_DESCRIPTION OF THE TASK_:
Below are records to repeat exactly. Omit the pictures from the copy.

_DATA_:
────────────────────────────────────────
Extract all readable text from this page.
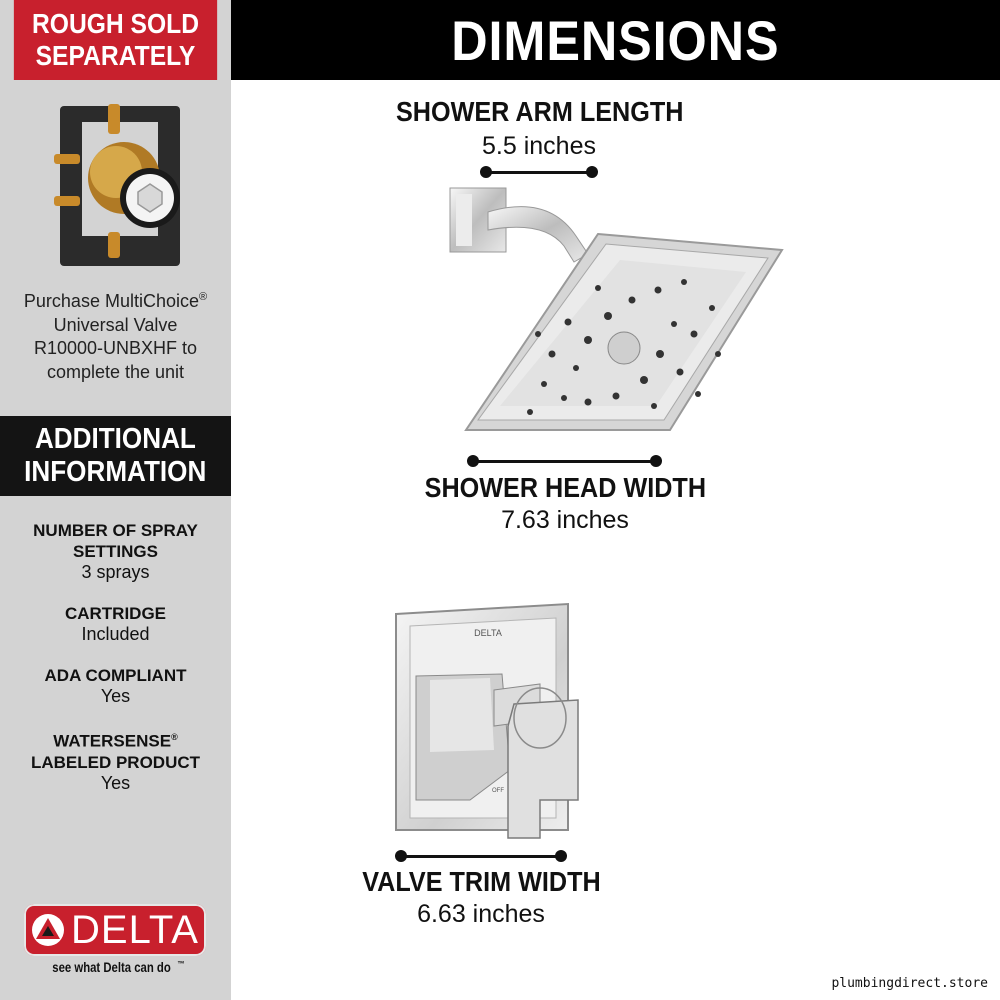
ROUGH SOLD
SEPARATELY	DIMENSIONS
Purchase MultiChoice®
Universal Valve
R10000-UNBXHF to
complete the unit
ADDITIONAL
INFORMATION
NUMBER OF SPRAY
SETTINGS
3 sprays
CARTRIDGE
Included
ADA COMPLIANT
Yes
WATERSENSE®
LABELED PRODUCT
Yes
DELTA
see what Delta can do ™
SHOWER ARM LENGTH
5.5 inches
SHOWER HEAD WIDTH
7.63 inches
DELTA
OFF
VALVE TRIM WIDTH
6.63 inches
plumbingdirect.store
────────────────────────────────────────
_FINAL ANSWER_:
Extract all readable text from this page.
ROUGH SOLD
SEPARATELY	DIMENSIONS
Purchase MultiChoice®
Universal Valve
R10000-UNBXHF to
complete the unit
ADDITIONAL
INFORMATION
NUMBER OF SPRAY
SETTINGS
3 sprays
CARTRIDGE
Included
ADA COMPLIANT
Yes
WATERSENSE®
LABELED PRODUCT
Yes
DELTA
see what Delta can do ™
SHOWER ARM LENGTH
5.5 inches
SHOWER HEAD WIDTH
7.63 inches
DELTA
OFF
VALVE TRIM WIDTH
6.63 inches
plumbingdirect.store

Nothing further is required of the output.